----- GIVEN RECORDS

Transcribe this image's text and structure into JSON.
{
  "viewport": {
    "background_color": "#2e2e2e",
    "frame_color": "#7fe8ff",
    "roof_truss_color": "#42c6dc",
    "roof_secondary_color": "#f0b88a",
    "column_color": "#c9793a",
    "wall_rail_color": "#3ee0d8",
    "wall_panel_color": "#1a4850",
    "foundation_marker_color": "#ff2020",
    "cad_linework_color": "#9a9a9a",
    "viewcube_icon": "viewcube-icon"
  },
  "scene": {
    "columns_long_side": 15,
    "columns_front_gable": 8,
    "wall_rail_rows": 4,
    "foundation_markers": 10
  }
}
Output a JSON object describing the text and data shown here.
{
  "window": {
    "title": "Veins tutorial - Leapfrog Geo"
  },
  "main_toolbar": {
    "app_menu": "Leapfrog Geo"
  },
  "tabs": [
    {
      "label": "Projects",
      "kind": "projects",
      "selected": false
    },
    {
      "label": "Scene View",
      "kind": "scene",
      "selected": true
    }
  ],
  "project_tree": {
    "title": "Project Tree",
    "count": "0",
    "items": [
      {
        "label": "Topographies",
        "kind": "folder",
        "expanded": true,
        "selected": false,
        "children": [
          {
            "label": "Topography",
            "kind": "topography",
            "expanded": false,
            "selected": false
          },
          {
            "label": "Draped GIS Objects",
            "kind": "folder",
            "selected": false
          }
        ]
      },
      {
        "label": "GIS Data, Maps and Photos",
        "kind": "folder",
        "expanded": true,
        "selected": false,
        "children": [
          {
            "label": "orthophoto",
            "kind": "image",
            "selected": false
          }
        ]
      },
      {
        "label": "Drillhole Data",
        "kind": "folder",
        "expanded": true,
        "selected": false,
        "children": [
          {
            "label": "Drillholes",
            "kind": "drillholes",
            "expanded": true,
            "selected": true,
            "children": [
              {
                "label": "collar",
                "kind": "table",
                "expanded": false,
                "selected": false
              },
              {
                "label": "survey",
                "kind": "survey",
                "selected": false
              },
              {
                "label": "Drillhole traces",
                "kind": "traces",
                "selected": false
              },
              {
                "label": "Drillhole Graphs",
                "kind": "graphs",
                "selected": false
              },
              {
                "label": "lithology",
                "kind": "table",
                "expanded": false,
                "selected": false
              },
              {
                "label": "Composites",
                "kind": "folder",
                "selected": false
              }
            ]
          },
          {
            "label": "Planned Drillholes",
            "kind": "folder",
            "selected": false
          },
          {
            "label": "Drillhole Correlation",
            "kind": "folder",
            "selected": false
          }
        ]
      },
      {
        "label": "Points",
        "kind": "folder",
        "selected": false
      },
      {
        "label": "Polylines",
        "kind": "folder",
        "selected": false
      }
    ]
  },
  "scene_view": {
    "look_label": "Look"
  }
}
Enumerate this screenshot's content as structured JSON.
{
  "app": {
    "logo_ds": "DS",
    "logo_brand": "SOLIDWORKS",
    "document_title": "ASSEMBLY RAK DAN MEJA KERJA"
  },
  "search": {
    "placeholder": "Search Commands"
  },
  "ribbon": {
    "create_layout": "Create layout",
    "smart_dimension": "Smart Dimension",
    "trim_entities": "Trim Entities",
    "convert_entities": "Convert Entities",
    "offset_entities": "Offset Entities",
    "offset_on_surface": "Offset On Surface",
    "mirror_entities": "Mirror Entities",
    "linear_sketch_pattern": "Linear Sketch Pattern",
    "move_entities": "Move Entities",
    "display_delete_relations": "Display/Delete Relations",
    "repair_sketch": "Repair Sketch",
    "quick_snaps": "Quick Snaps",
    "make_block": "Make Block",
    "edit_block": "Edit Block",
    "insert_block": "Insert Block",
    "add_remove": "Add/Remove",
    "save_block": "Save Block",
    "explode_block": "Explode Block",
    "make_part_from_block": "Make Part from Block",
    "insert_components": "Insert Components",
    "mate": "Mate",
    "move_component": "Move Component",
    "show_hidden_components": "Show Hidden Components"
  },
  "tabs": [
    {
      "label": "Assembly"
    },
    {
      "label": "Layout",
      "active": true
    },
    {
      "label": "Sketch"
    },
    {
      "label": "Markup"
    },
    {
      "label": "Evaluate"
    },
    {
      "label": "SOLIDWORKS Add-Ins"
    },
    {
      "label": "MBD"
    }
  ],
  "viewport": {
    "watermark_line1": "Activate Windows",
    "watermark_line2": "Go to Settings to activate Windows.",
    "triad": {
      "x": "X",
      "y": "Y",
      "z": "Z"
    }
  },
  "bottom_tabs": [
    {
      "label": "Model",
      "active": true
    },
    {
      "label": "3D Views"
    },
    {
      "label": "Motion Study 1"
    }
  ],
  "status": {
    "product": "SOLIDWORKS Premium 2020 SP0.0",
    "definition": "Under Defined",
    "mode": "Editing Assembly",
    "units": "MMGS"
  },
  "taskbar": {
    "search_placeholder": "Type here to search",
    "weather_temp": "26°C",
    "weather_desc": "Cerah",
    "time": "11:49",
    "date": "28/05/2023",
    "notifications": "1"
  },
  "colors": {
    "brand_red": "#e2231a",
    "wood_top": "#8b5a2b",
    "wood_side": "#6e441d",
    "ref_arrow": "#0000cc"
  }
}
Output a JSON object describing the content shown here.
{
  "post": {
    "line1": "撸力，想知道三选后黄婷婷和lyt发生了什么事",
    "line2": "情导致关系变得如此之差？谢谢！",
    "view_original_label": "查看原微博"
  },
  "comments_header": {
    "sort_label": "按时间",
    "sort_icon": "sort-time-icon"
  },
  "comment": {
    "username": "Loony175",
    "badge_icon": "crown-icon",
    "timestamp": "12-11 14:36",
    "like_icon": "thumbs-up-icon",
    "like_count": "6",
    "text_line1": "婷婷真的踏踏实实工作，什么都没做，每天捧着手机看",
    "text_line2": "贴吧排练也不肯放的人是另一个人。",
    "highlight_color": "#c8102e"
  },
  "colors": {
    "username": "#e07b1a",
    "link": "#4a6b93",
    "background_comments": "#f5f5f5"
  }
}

----------

Set down the listing in full, keeping every word exactly as it is.

Transcribe this image's text and structure into JSON.
{
  "viewport": {
    "background_color": "#2e2e2e",
    "frame_color": "#7fe8ff",
    "roof_truss_color": "#42c6dc",
    "roof_secondary_color": "#f0b88a",
    "column_color": "#c9793a",
    "wall_rail_color": "#3ee0d8",
    "wall_panel_color": "#1a4850",
    "foundation_marker_color": "#ff2020",
    "cad_linework_color": "#9a9a9a",
    "viewcube_icon": "viewcube-icon"
  },
  "scene": {
    "columns_long_side": 15,
    "columns_front_gable": 8,
    "wall_rail_rows": 4,
    "foundation_markers": 10
  }
}
Output a JSON object describing the text and data shown here.
{
  "window": {
    "title": "Veins tutorial - Leapfrog Geo"
  },
  "main_toolbar": {
    "app_menu": "Leapfrog Geo"
  },
  "tabs": [
    {
      "label": "Projects",
      "kind": "projects",
      "selected": false
    },
    {
      "label": "Scene View",
      "kind": "scene",
      "selected": true
    }
  ],
  "project_tree": {
    "title": "Project Tree",
    "count": "0",
    "items": [
      {
        "label": "Topographies",
        "kind": "folder",
        "expanded": true,
        "selected": false,
        "children": [
          {
            "label": "Topography",
            "kind": "topography",
            "expanded": false,
            "selected": false
          },
          {
            "label": "Draped GIS Objects",
            "kind": "folder",
            "selected": false
          }
        ]
      },
      {
        "label": "GIS Data, Maps and Photos",
        "kind": "folder",
        "expanded": true,
        "selected": false,
        "children": [
          {
            "label": "orthophoto",
            "kind": "image",
            "selected": false
          }
        ]
      },
      {
        "label": "Drillhole Data",
        "kind": "folder",
        "expanded": true,
        "selected": false,
        "children": [
          {
            "label": "Drillholes",
            "kind": "drillholes",
            "expanded": true,
            "selected": true,
            "children": [
              {
                "label": "collar",
                "kind": "table",
                "expanded": false,
                "selected": false
              },
              {
                "label": "survey",
                "kind": "survey",
                "selected": false
              },
              {
                "label": "Drillhole traces",
                "kind": "traces",
                "selected": false
              },
              {
                "label": "Drillhole Graphs",
                "kind": "graphs",
                "selected": false
              },
              {
                "label": "lithology",
                "kind": "table",
                "expanded": false,
                "selected": false
              },
              {
                "label": "Composites",
                "kind": "folder",
                "selected": false
              }
            ]
          },
          {
            "label": "Planned Drillholes",
            "kind": "folder",
            "selected": false
          },
          {
            "label": "Drillhole Correlation",
            "kind": "folder",
            "selected": false
          }
        ]
      },
      {
        "label": "Points",
        "kind": "folder",
        "selected": false
      },
      {
        "label": "Polylines",
        "kind": "folder",
        "selected": false
      }
    ]
  },
  "scene_view": {
    "look_label": "Look"
  }
}
Enumerate this screenshot's content as structured JSON.
{
  "app": {
    "logo_ds": "DS",
    "logo_brand": "SOLIDWORKS",
    "document_title": "ASSEMBLY RAK DAN MEJA KERJA"
  },
  "search": {
    "placeholder": "Search Commands"
  },
  "ribbon": {
    "create_layout": "Create layout",
    "smart_dimension": "Smart Dimension",
    "trim_entities": "Trim Entities",
    "convert_entities": "Convert Entities",
    "offset_entities": "Offset Entities",
    "offset_on_surface": "Offset On Surface",
    "mirror_entities": "Mirror Entities",
    "linear_sketch_pattern": "Linear Sketch Pattern",
    "move_entities": "Move Entities",
    "display_delete_relations": "Display/Delete Relations",
    "repair_sketch": "Repair Sketch",
    "quick_snaps": "Quick Snaps",
    "make_block": "Make Block",
    "edit_block": "Edit Block",
    "insert_block": "Insert Block",
    "add_remove": "Add/Remove",
    "save_block": "Save Block",
    "explode_block": "Explode Block",
    "make_part_from_block": "Make Part from Block",
    "insert_components": "Insert Components",
    "mate": "Mate",
    "move_component": "Move Component",
    "show_hidden_components": "Show Hidden Components"
  },
  "tabs": [
    {
      "label": "Assembly"
    },
    {
      "label": "Layout",
      "active": true
    },
    {
      "label": "Sketch"
    },
    {
      "label": "Markup"
    },
    {
      "label": "Evaluate"
    },
    {
      "label": "SOLIDWORKS Add-Ins"
    },
    {
      "label": "MBD"
    }
  ],
  "viewport": {
    "watermark_line1": "Activate Windows",
    "watermark_line2": "Go to Settings to activate Windows.",
    "triad": {
      "x": "X",
      "y": "Y",
      "z": "Z"
    }
  },
  "bottom_tabs": [
    {
      "label": "Model",
      "active": true
    },
    {
      "label": "3D Views"
    },
    {
      "label": "Motion Study 1"
    }
  ],
  "status": {
    "product": "SOLIDWORKS Premium 2020 SP0.0",
    "definition": "Under Defined",
    "mode": "Editing Assembly",
    "units": "MMGS"
  },
  "taskbar": {
    "search_placeholder": "Type here to search",
    "weather_temp": "26°C",
    "weather_desc": "Cerah",
    "time": "11:49",
    "date": "28/05/2023",
    "notifications": "1"
  },
  "colors": {
    "brand_red": "#e2231a",
    "wood_top": "#8b5a2b",
    "wood_side": "#6e441d",
    "ref_arrow": "#0000cc"
  }
}
Output a JSON object describing the content shown here.
{
  "post": {
    "line1": "撸力，想知道三选后黄婷婷和lyt发生了什么事",
    "line2": "情导致关系变得如此之差？谢谢！",
    "view_original_label": "查看原微博"
  },
  "comments_header": {
    "sort_label": "按时间",
    "sort_icon": "sort-time-icon"
  },
  "comment": {
    "username": "Loony175",
    "badge_icon": "crown-icon",
    "timestamp": "12-11 14:36",
    "like_icon": "thumbs-up-icon",
    "like_count": "6",
    "text_line1": "婷婷真的踏踏实实工作，什么都没做，每天捧着手机看",
    "text_line2": "贴吧排练也不肯放的人是另一个人。",
    "highlight_color": "#c8102e"
  },
  "colors": {
    "username": "#e07b1a",
    "link": "#4a6b93",
    "background_comments": "#f5f5f5"
  }
}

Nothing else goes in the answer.